Task set:
(a) Duplicate the passage from the forum thread on NNERuntimeORTCpu inference speed, starting at "NNERuntimeORTCpu is configured" and ending at "single threaded mode.".
(b) In the forum thread on NNERuntimeORTCpu inference speed, how is NNERuntimeORTCpu configured to use threads in standalone builds?

Quoted text:
NNERuntimeORTCpu inference is much faster in Editor than Standalone

anonymous-edc · April 23, 2025, 12:38pm

Hello,

We run NNERuntimeORTCpu inference on several models at runtime (PC) and we are seeing that when running using the Editor binaries (either PIE or -game) it runs around 4x faster than running using Standalone binaries, even when comparing DebugGame Editor vs Shipping Standalone (~12 seconds vs ~45 seconds).

Looking at a trace FModelInstanceORTBase::RunSync seems to be much more expensive in Standalone builds despite the number of calls being the same (1075 in our case). Have you seen this in your end? or do you have any idea what can be the issue? I rather ask before spending time profiling engine plugins.

We are on 5.5.4

Specs: AMD Ryzen 9 7950X3D 64Gb w/ NVME

Thanks,

Diego

ranierin7 · April 24, 2025, 7:42am

Hi Diego,

NNERuntimeORTCpu is configured in a way that it uses as many threads as it needs in the editor but runs single threaded in standalone to give more control over CPU budgeting.

So in your case, your model can probably be parallelized to 4 threads, so it runs 4x faster in editor (but using 4 cores instead of one!).

If you are fine with NNERuntimeORTCpu using as many cores as it can get in standalone, you can change the behaviour in the plugin settings.

Just go to your project settings, plugins and NNERuntimeORT and match the settings of standalone to what is there in Editor.

Please note: there is a slight overhead when using multiple threads due to thread pool operations.

So going for multithreaded really just only decreases your latency, the overall compute time is at least as high as in single threaded mode.

I hope that helps!

Best

Nico

anonymous-edc · April 24, 2025, 8:36am

Hi Nico,

That’s exactly it, removing the thread limit returns the same timings as in the Editor binaries, we will look into what values work best for our case.

Thank you very much,

Diego

Supplied records:
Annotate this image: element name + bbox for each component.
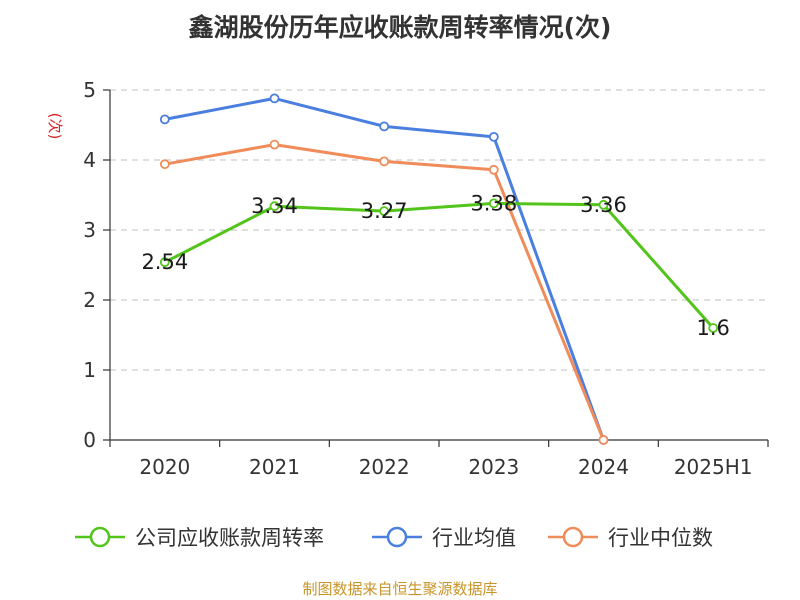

--

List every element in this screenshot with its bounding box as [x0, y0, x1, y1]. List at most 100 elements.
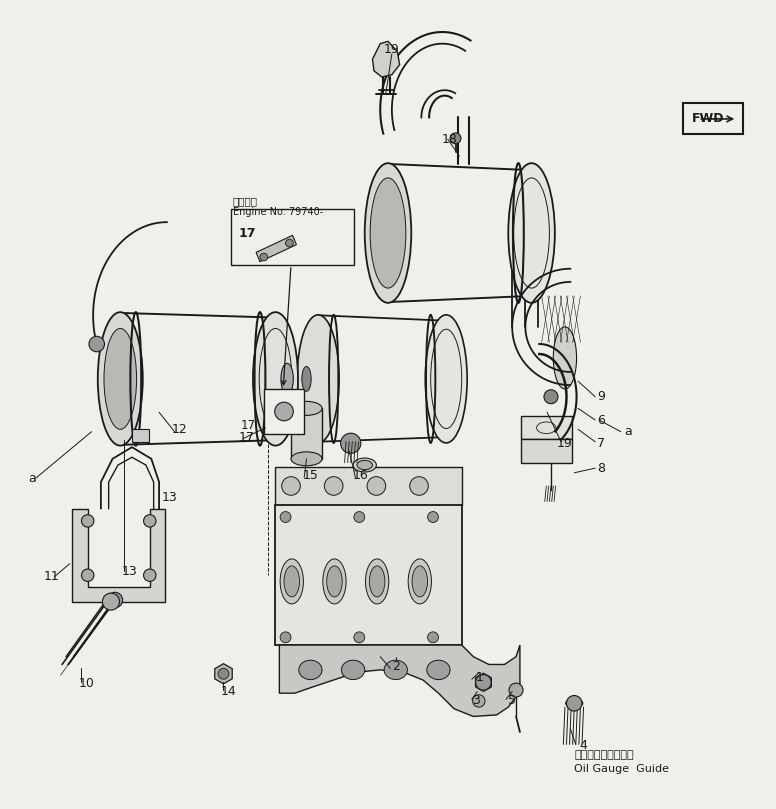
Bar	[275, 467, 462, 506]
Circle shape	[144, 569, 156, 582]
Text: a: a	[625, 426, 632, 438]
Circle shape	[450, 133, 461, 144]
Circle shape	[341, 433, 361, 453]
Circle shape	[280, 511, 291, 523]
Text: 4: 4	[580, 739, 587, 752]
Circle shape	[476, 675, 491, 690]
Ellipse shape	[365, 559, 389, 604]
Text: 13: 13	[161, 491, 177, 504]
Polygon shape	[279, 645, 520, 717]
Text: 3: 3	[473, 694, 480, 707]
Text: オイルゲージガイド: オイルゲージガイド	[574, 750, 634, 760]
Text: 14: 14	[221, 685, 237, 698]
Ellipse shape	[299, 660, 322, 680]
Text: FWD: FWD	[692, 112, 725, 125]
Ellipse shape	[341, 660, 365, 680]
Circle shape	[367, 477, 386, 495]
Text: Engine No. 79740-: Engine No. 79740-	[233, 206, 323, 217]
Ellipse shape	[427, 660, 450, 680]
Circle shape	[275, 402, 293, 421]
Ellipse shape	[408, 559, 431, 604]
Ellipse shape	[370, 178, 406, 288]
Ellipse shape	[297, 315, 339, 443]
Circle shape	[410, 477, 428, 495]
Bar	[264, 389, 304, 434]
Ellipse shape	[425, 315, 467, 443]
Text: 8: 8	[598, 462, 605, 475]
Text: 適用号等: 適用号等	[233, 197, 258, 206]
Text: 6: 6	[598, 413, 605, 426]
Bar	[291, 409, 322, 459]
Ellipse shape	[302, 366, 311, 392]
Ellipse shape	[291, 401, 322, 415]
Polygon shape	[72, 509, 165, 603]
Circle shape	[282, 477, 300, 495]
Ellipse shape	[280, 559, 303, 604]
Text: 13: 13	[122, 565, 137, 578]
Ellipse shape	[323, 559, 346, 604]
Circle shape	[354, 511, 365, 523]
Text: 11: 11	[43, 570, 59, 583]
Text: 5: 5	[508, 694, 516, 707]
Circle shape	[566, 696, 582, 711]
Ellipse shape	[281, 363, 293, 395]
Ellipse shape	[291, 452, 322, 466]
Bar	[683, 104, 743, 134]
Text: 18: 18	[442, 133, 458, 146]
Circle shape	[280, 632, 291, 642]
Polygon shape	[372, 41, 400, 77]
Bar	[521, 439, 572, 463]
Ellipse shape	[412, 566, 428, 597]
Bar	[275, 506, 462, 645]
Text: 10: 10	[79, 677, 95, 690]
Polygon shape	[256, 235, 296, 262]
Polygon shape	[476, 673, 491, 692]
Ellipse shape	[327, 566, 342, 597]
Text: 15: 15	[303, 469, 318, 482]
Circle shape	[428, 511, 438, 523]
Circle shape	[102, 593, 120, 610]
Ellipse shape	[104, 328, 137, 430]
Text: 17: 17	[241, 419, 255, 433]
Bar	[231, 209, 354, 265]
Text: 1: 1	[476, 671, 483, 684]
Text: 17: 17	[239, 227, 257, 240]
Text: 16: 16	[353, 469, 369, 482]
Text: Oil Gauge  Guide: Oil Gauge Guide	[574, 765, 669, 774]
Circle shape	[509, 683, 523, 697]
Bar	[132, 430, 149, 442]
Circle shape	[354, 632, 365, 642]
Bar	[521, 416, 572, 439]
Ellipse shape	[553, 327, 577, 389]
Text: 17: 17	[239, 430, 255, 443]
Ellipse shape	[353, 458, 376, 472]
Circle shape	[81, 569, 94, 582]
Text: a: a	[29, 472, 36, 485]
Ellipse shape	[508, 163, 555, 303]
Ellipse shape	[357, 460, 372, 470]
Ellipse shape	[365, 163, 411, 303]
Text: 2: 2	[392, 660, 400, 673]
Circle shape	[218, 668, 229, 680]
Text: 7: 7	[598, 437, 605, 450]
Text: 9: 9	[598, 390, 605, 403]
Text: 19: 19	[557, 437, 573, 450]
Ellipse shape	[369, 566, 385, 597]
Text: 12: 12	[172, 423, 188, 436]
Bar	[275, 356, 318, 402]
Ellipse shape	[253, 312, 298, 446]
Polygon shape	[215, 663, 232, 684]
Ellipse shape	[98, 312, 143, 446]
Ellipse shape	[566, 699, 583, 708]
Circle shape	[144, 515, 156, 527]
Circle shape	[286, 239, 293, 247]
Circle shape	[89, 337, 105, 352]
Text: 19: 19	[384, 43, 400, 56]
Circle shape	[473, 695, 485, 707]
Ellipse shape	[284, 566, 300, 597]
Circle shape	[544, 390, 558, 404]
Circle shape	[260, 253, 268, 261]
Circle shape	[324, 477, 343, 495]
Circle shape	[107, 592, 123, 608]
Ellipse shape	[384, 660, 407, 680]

Results by task:
(a)
NNERuntimeORTCpu is configured in a way that it uses as many threads as it needs in the editor but runs single threaded in standalone to give more control over CPU budgeting.

So in your case, your model can probably be parallelized to 4 threads, so it runs 4x faster in editor (but using 4 cores instead of one!).

If you are fine with NNERuntimeORTCpu using as many cores as it can get in standalone, you can change the behaviour in the plugin settings.

Just go to your project settings, plugins and NNERuntimeORT and match the settings of standalone to what is there in Editor.

Please note: there is a slight overhead when using multiple threads due to thread pool operations.

So going for multithreaded really just only decreases your latency, the overall compute time is at least as high as in single threaded mode.

(b) It runs single threaded in standalone to give more control over CPU budgeting.